Your instructions. Search the listing for "screenshot" and copy every line where it appears.

Data rows.
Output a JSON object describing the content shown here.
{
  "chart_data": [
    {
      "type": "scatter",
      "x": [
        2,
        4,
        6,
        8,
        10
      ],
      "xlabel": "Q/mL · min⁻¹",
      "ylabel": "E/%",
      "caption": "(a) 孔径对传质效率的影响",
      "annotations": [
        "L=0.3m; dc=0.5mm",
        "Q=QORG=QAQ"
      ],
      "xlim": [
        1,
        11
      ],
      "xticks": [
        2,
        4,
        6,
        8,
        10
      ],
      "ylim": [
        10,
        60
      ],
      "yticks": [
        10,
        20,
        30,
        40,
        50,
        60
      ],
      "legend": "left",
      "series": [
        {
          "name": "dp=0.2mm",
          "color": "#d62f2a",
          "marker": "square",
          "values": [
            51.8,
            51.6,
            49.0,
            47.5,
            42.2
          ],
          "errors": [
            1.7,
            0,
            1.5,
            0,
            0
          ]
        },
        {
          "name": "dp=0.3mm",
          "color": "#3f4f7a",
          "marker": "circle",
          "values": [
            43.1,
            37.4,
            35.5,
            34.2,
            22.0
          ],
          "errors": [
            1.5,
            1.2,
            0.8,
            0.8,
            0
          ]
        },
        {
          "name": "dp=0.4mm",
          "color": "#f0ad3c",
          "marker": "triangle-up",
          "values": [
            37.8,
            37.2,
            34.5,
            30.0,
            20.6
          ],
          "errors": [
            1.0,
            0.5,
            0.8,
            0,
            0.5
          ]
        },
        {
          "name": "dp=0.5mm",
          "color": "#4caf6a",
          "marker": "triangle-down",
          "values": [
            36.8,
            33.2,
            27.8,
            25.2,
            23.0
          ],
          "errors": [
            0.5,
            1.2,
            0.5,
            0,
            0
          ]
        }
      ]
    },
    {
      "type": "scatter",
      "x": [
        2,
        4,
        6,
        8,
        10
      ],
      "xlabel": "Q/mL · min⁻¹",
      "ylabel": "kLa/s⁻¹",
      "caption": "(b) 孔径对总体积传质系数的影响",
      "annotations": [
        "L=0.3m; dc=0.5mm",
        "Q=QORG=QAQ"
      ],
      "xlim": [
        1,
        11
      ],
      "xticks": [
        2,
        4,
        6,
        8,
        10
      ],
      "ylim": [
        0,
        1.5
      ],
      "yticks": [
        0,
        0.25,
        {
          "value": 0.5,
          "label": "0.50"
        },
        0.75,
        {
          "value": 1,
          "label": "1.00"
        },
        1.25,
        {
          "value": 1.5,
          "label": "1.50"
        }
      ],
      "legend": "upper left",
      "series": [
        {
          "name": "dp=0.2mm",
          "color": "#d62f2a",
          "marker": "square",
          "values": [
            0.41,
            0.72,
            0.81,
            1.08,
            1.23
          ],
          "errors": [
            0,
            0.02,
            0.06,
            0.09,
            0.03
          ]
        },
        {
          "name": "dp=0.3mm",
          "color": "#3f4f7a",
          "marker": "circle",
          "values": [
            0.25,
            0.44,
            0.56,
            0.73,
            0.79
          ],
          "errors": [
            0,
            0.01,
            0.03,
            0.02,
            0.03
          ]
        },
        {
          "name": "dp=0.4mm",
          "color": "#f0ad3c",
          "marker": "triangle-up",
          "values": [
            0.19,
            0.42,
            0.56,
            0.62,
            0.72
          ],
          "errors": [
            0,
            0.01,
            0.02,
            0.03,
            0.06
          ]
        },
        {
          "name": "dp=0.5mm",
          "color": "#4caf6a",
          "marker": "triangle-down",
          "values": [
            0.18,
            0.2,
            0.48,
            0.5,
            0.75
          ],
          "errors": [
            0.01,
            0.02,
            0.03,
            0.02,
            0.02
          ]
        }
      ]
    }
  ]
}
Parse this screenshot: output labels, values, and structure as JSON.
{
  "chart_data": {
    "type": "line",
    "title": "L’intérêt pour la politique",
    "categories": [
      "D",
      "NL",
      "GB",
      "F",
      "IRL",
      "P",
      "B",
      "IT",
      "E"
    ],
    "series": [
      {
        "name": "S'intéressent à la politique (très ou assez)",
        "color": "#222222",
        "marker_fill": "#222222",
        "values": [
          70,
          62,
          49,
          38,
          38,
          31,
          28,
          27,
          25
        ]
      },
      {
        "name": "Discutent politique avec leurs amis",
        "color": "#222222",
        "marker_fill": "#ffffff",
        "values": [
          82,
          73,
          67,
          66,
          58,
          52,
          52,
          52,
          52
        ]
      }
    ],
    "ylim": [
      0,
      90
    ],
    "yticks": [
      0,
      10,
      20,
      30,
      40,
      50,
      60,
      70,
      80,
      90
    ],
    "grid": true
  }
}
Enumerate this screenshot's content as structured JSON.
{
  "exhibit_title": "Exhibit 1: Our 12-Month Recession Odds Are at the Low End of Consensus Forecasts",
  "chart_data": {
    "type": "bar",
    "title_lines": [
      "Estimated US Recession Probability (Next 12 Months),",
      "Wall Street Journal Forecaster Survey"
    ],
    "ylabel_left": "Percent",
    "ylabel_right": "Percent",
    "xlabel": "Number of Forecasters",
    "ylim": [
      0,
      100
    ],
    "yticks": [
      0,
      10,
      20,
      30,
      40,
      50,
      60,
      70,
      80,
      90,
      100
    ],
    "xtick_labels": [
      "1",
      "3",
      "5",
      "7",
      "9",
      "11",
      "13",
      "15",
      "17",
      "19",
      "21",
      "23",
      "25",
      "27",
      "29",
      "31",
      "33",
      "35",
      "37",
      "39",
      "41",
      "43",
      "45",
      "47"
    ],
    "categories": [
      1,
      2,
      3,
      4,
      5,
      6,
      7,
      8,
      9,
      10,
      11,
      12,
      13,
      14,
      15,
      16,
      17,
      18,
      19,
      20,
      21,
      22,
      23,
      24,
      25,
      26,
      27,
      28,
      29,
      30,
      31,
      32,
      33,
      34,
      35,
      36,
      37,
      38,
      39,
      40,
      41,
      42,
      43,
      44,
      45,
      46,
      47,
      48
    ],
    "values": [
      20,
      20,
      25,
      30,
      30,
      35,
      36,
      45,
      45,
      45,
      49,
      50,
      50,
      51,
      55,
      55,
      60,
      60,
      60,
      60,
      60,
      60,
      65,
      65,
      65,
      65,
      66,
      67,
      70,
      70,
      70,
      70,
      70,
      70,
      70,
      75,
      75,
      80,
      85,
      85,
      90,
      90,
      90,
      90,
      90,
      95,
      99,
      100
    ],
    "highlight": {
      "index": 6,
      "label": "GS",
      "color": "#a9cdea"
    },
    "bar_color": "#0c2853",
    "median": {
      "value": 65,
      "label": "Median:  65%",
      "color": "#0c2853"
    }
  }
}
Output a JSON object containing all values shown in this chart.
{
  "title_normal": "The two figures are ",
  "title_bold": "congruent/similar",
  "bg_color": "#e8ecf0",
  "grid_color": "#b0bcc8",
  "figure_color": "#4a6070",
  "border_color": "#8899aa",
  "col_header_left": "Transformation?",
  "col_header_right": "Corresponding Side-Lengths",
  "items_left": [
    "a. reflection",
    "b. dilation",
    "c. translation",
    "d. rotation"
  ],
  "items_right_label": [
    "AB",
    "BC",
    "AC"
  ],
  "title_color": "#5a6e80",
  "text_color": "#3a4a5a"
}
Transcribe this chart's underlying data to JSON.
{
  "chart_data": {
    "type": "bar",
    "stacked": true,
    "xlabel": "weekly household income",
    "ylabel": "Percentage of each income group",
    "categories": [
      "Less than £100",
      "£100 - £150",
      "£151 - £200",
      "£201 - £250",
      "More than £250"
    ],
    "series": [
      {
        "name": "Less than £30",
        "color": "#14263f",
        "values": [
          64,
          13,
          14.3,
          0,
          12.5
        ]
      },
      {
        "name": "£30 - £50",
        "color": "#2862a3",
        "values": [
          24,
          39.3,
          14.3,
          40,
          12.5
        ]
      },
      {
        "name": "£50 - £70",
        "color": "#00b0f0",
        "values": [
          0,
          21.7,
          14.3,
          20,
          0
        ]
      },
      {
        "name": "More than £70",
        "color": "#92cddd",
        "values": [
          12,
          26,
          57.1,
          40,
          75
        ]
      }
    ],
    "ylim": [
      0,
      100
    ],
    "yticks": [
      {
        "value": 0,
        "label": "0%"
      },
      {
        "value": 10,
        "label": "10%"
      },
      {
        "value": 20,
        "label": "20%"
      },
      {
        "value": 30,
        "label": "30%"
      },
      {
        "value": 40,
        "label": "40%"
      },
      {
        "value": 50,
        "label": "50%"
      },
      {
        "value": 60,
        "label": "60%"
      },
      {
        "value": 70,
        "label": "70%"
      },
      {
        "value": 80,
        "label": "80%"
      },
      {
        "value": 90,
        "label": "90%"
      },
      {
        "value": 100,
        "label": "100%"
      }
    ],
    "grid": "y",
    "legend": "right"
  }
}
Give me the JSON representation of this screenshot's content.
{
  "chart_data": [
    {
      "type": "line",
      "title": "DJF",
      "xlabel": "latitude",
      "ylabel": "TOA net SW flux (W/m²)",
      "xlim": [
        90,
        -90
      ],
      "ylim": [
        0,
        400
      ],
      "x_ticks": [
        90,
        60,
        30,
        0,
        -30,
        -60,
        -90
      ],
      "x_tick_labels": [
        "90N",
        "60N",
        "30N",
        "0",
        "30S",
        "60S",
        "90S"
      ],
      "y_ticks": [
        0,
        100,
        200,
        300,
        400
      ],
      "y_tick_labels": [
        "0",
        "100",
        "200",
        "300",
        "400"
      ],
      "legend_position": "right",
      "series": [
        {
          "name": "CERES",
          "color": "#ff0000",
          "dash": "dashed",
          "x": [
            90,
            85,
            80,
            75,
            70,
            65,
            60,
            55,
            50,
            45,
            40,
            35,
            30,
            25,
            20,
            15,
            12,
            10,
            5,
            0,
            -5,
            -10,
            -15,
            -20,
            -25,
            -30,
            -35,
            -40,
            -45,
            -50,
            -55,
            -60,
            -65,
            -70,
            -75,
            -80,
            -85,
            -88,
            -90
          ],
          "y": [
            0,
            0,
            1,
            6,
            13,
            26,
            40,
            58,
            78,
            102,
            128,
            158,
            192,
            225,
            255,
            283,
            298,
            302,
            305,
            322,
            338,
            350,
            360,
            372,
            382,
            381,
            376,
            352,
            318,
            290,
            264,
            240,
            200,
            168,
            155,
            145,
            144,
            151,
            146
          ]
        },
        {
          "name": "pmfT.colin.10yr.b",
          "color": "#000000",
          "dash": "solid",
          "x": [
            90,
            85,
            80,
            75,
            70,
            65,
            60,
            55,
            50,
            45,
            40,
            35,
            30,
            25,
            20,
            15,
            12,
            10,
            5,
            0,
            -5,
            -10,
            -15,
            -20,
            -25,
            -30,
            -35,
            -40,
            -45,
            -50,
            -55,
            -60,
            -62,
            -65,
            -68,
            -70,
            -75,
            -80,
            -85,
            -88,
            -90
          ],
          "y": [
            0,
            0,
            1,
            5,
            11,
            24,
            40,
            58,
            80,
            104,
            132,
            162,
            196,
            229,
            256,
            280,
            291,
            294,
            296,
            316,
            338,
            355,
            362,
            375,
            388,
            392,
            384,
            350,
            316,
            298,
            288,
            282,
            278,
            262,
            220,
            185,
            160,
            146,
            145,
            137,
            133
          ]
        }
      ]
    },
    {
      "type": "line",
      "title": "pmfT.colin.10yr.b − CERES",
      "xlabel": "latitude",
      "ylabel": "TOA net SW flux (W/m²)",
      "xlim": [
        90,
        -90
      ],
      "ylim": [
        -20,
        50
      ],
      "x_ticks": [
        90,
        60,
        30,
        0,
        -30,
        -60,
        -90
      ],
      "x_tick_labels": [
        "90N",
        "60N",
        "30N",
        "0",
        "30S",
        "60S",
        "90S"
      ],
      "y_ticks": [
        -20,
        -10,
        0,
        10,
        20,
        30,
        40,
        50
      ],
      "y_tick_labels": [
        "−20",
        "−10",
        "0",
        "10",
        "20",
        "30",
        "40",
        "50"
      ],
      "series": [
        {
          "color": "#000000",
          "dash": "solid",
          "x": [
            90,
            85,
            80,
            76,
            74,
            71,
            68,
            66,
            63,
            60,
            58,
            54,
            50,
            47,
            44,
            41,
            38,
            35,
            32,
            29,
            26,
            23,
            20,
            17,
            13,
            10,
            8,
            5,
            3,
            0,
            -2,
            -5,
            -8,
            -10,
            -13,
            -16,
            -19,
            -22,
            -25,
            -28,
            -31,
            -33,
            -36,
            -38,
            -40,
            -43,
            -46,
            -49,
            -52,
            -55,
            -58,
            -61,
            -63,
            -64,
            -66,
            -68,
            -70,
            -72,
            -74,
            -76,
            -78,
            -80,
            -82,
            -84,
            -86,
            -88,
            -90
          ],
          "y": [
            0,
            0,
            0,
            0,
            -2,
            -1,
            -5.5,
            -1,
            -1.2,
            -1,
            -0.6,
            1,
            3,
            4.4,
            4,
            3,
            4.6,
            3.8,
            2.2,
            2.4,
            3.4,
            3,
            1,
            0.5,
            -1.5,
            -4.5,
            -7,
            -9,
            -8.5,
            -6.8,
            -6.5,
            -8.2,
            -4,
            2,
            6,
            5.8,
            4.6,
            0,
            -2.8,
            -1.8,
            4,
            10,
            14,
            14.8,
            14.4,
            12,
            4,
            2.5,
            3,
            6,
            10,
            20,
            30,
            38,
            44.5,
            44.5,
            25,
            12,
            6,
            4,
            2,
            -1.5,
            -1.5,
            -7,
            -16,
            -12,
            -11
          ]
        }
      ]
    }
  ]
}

Completed exercise.
Parse this screenshot: output labels, values, and structure as JSON.
Enumerate this screenshot's content as structured JSON.
Give me the JSON representation of this screenshot's content.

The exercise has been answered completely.